[Task prompt]:
A verbatim repetition of the data below is requested, without images.

[Records provided]:
▼

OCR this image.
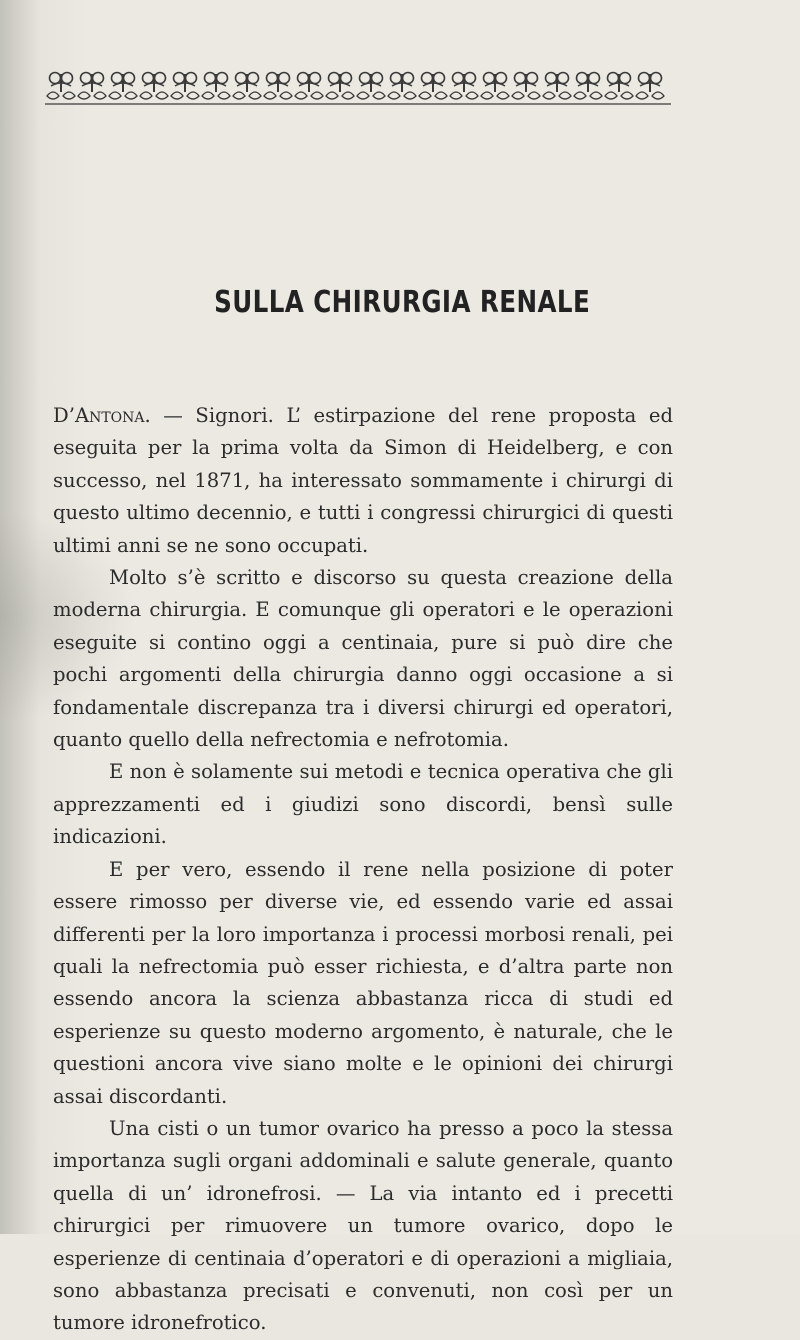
SULLA CHIRURGIA RENALE

D’Antona. — Signori. L’ estirpazione del rene proposta ed eseguita per la prima volta da Simon di Heidelberg, e con successo, nel 1871, ha interessato sommamente i chirurgi di questo ultimo decennio, e tutti i congressi chirurgici di questi ultimi anni se ne sono occupati.

Molto s’è scritto e discorso su questa creazione della moderna chirurgia. E comunque gli operatori e le operazioni eseguite si contino oggi a centinaia, pure si può dire che pochi argomenti della chirurgia danno oggi occasione a si fondamentale discrepanza tra i diversi chirurgi ed operatori, quanto quello della nefrectomia e nefrotomia.

E non è solamente sui metodi e tecnica operativa che gli apprezzamenti ed i giudizi sono discordi, bensì sulle indicazioni.

E per vero, essendo il rene nella posizione di poter essere rimosso per diverse vie, ed essendo varie ed assai differenti per la loro importanza i processi morbosi renali, pei quali la nefrectomia può esser richiesta, e d’altra parte non essendo ancora la scienza abbastanza ricca di studi ed esperienze su questo moderno argomento, è naturale, che le questioni ancora vive siano molte e le opinioni dei chirurgi assai discordanti.

Una cisti o un tumor ovarico ha presso a poco la stessa importanza sugli organi addominali e salute generale, quanto quella di un’ idronefrosi. — La via intanto ed i precetti chirurgici per rimuovere un tumore ovarico, dopo le esperienze di centinaia d’operatori e di operazioni a migliaia, sono abbastanza precisati e convenuti, non così per un tumore idronefrotico.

▲

[Your solution]:
OCR this image.
SULLA CHIRURGIA RENALE

D’Antona. — Signori. L’ estirpazione del rene proposta ed eseguita per la prima volta da Simon di Heidelberg, e con successo, nel 1871, ha interessato sommamente i chirurgi di questo ultimo decennio, e tutti i congressi chirurgici di questi ultimi anni se ne sono occupati.

Molto s’è scritto e discorso su questa creazione della moderna chirurgia. E comunque gli operatori e le operazioni eseguite si contino oggi a centinaia, pure si può dire che pochi argomenti della chirurgia danno oggi occasione a si fondamentale discrepanza tra i diversi chirurgi ed operatori, quanto quello della nefrectomia e nefrotomia.

E non è solamente sui metodi e tecnica operativa che gli apprezzamenti ed i giudizi sono discordi, bensì sulle indicazioni.

E per vero, essendo il rene nella posizione di poter essere rimosso per diverse vie, ed essendo varie ed assai differenti per la loro importanza i processi morbosi renali, pei quali la nefrectomia può esser richiesta, e d’altra parte non essendo ancora la scienza abbastanza ricca di studi ed esperienze su questo moderno argomento, è naturale, che le questioni ancora vive siano molte e le opinioni dei chirurgi assai discordanti.

Una cisti o un tumor ovarico ha presso a poco la stessa importanza sugli organi addominali e salute generale, quanto quella di un’ idronefrosi. — La via intanto ed i precetti chirurgici per rimuovere un tumore ovarico, dopo le esperienze di centinaia d’operatori e di operazioni a migliaia, sono abbastanza precisati e convenuti, non così per un tumore idronefrotico.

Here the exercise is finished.